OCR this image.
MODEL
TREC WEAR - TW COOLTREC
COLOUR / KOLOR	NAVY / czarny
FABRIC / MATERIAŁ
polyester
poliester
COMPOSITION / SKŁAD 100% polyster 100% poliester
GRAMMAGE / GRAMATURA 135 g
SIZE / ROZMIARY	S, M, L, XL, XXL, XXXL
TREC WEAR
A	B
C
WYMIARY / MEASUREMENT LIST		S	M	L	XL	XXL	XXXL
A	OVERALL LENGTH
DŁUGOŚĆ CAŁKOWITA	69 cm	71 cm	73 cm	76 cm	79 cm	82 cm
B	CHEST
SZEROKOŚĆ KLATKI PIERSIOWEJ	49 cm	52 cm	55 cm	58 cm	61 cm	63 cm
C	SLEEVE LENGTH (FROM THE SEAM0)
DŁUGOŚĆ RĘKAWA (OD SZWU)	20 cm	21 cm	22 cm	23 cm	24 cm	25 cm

────────

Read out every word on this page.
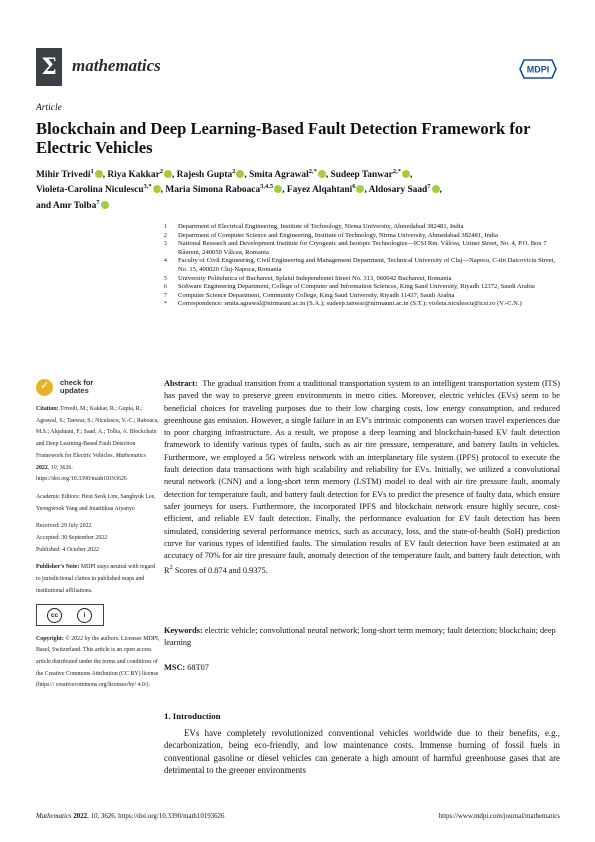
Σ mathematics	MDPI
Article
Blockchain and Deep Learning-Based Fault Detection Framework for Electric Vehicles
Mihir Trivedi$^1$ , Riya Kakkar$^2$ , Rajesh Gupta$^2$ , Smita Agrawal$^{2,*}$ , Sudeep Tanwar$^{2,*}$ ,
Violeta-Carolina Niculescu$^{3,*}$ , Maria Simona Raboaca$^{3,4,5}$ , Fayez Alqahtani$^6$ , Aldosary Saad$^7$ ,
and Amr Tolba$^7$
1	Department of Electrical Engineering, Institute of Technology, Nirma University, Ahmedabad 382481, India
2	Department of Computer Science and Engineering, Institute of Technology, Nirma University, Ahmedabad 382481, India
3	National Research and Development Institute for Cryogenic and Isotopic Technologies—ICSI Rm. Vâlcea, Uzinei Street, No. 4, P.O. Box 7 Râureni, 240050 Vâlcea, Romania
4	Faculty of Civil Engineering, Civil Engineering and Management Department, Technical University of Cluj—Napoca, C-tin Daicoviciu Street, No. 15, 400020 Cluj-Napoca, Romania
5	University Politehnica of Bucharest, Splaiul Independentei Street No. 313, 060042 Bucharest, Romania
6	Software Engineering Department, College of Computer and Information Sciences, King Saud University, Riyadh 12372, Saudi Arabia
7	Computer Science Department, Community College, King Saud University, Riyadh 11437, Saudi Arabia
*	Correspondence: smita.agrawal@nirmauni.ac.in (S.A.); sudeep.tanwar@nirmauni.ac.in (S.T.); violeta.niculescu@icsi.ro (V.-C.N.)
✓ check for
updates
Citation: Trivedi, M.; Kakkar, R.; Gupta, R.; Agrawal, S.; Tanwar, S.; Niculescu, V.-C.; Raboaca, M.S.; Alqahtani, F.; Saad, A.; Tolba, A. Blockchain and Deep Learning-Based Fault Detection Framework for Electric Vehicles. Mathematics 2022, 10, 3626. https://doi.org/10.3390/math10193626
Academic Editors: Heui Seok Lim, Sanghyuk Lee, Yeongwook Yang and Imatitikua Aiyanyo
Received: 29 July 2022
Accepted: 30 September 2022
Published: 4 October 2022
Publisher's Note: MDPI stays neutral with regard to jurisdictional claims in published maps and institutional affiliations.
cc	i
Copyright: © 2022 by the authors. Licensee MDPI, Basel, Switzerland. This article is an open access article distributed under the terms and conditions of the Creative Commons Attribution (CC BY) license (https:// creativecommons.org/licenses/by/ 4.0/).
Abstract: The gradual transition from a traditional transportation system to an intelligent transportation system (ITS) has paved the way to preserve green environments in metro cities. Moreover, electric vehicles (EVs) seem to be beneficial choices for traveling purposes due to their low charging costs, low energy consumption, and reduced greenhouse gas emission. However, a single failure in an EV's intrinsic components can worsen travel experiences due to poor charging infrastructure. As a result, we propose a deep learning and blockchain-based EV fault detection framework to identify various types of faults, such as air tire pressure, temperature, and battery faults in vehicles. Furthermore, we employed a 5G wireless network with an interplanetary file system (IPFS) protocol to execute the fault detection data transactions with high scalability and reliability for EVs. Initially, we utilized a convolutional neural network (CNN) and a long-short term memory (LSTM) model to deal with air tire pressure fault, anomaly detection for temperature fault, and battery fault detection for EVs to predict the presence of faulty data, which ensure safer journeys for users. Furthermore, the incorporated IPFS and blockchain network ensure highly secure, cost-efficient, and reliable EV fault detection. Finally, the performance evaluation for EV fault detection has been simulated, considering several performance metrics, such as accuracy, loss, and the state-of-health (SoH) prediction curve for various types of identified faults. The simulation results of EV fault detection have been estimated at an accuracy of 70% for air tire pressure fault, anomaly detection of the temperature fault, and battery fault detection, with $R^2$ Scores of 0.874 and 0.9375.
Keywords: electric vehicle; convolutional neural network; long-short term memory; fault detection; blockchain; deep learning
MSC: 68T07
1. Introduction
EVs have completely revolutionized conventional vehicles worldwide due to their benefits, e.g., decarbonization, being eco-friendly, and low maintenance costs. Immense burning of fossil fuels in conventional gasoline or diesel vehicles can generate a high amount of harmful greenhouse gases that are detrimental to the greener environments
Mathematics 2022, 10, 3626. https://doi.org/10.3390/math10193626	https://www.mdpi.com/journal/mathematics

────────

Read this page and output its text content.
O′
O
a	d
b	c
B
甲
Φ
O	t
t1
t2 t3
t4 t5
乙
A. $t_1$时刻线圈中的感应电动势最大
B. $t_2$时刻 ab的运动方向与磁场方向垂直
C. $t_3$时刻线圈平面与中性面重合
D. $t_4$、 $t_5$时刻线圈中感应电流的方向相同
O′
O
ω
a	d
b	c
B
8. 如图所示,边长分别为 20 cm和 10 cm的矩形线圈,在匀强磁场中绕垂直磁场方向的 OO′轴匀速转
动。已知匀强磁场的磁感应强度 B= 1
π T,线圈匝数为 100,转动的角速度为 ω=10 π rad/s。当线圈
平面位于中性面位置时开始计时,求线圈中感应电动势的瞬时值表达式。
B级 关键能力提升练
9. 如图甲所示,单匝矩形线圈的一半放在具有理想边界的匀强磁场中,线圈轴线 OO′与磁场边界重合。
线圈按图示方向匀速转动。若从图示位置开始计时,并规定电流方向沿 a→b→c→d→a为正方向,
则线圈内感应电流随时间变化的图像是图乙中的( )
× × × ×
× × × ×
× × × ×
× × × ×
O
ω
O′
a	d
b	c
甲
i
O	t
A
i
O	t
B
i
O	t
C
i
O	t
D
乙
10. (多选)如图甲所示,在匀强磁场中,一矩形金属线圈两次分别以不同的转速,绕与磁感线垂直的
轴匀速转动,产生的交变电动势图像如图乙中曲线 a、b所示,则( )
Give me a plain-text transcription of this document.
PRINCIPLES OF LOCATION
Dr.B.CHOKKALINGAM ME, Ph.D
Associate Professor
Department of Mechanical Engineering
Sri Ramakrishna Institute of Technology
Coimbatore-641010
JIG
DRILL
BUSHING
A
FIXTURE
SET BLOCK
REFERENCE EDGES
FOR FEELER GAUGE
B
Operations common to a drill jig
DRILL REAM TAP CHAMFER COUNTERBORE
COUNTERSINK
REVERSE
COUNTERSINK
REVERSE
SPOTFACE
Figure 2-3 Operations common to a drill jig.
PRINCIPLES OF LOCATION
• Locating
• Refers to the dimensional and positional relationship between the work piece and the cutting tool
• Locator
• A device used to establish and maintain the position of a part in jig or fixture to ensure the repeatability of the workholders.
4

────────

Find the word "如图甲所示" in the material, then list each line that holds it.

9. 如图甲所示,单匝矩形线圈的一半放在具有理想边界的匀强磁场中,线圈轴线 OO′与磁场边界重合。
10. (多选)如图甲所示,在匀强磁场中,一矩形金属线圈两次分别以不同的转速,绕与磁感线垂直的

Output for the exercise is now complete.